EXERCISE DESCRIPTION
Copy out the rows between the line holding "List each element" and the line holding "337, 794, 344]", inclusive, with no changes.

---------- ENTRIES PROVIDED

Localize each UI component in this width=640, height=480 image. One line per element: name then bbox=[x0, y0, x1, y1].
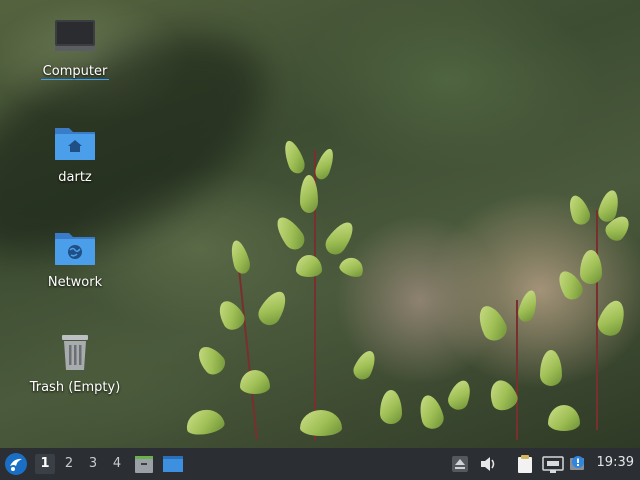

--------------------
---------- ENTRIES PROVIDED

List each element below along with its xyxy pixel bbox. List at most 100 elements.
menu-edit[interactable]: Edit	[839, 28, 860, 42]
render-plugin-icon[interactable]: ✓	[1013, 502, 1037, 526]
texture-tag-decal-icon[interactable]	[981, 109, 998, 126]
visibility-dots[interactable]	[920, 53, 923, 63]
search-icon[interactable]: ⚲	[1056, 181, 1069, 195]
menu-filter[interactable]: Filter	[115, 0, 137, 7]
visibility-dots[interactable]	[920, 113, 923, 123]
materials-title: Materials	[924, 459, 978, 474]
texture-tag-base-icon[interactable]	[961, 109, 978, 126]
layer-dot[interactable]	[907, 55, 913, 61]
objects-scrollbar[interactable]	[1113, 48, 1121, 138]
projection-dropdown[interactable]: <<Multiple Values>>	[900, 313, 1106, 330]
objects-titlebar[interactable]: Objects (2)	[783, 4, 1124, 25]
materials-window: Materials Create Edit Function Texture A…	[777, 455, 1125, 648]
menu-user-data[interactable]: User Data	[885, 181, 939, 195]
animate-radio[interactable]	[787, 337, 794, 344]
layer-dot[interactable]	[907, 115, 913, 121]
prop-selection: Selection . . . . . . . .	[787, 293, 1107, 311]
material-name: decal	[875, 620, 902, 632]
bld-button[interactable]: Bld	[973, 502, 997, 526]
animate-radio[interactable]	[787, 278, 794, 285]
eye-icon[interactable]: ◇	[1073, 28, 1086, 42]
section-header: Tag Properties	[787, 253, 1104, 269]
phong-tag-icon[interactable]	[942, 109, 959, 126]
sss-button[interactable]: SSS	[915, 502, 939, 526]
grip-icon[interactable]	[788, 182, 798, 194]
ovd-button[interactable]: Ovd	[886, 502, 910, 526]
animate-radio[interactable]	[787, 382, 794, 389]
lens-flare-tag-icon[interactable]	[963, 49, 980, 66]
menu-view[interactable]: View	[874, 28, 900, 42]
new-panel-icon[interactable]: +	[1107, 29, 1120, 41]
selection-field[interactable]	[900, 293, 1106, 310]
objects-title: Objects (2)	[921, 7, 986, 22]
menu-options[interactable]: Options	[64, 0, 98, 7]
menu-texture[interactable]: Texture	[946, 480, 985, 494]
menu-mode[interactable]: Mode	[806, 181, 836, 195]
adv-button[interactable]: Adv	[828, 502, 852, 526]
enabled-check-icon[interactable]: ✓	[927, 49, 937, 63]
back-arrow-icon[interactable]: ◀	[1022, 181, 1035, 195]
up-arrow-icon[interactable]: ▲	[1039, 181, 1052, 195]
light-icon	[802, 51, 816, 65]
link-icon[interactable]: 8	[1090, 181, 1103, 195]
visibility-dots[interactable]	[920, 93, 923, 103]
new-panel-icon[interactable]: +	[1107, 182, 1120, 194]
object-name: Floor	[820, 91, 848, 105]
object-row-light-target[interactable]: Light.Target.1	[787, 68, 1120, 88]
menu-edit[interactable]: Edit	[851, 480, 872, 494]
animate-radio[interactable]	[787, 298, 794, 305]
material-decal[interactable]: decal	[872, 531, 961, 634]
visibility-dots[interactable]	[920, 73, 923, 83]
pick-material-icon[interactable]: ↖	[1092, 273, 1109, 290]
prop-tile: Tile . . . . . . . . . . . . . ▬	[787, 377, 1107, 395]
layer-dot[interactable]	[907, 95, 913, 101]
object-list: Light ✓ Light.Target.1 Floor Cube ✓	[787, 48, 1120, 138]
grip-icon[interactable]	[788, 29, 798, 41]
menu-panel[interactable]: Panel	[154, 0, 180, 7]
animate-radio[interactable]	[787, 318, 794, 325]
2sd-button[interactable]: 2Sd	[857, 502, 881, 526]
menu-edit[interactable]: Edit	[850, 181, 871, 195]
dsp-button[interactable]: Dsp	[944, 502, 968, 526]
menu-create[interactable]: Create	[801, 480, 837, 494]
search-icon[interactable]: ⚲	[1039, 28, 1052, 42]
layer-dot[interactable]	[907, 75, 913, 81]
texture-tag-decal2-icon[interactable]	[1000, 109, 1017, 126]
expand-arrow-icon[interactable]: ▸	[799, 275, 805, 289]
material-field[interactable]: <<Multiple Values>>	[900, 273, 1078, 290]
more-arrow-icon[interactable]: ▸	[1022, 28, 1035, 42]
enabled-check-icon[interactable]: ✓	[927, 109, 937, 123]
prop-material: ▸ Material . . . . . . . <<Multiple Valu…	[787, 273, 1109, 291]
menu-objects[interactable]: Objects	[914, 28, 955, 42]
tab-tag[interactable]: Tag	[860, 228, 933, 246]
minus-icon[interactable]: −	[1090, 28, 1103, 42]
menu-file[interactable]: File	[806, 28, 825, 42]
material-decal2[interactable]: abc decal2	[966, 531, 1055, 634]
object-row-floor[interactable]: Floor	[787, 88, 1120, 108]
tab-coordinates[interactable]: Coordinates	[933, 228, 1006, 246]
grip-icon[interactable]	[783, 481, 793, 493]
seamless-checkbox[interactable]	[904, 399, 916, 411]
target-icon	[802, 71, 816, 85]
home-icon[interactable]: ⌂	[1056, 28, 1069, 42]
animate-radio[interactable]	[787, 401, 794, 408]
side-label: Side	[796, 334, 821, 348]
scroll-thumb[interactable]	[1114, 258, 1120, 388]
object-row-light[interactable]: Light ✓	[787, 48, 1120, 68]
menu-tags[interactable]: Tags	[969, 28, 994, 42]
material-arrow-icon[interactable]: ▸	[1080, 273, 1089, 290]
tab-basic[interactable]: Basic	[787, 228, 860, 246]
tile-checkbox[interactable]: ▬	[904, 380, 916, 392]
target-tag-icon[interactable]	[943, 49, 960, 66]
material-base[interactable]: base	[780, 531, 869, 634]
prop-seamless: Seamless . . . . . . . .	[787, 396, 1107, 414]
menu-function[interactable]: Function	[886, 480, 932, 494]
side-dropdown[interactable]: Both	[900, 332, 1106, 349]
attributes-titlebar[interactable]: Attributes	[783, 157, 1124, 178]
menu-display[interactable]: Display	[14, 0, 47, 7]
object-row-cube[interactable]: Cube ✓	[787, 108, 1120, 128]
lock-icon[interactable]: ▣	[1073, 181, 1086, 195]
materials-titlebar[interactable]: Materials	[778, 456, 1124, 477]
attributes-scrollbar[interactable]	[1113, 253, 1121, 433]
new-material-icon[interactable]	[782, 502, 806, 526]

--------------------

OUTPUT
List each element below along with its xyxy pixel bbox. List at most 100 elements.
menu-edit[interactable]: Edit	[839, 28, 860, 42]
render-plugin-icon[interactable]: ✓	[1013, 502, 1037, 526]
texture-tag-decal-icon[interactable]	[981, 109, 998, 126]
visibility-dots[interactable]	[920, 53, 923, 63]
search-icon[interactable]: ⚲	[1056, 181, 1069, 195]
menu-filter[interactable]: Filter	[115, 0, 137, 7]
visibility-dots[interactable]	[920, 113, 923, 123]
materials-title: Materials	[924, 459, 978, 474]
texture-tag-base-icon[interactable]	[961, 109, 978, 126]
layer-dot[interactable]	[907, 55, 913, 61]
objects-scrollbar[interactable]	[1113, 48, 1121, 138]
projection-dropdown[interactable]: <<Multiple Values>>	[900, 313, 1106, 330]
objects-titlebar[interactable]: Objects (2)	[783, 4, 1124, 25]
materials-window: Materials Create Edit Function Texture A…	[777, 455, 1125, 648]
menu-user-data[interactable]: User Data	[885, 181, 939, 195]
animate-radio[interactable]	[787, 337, 794, 344]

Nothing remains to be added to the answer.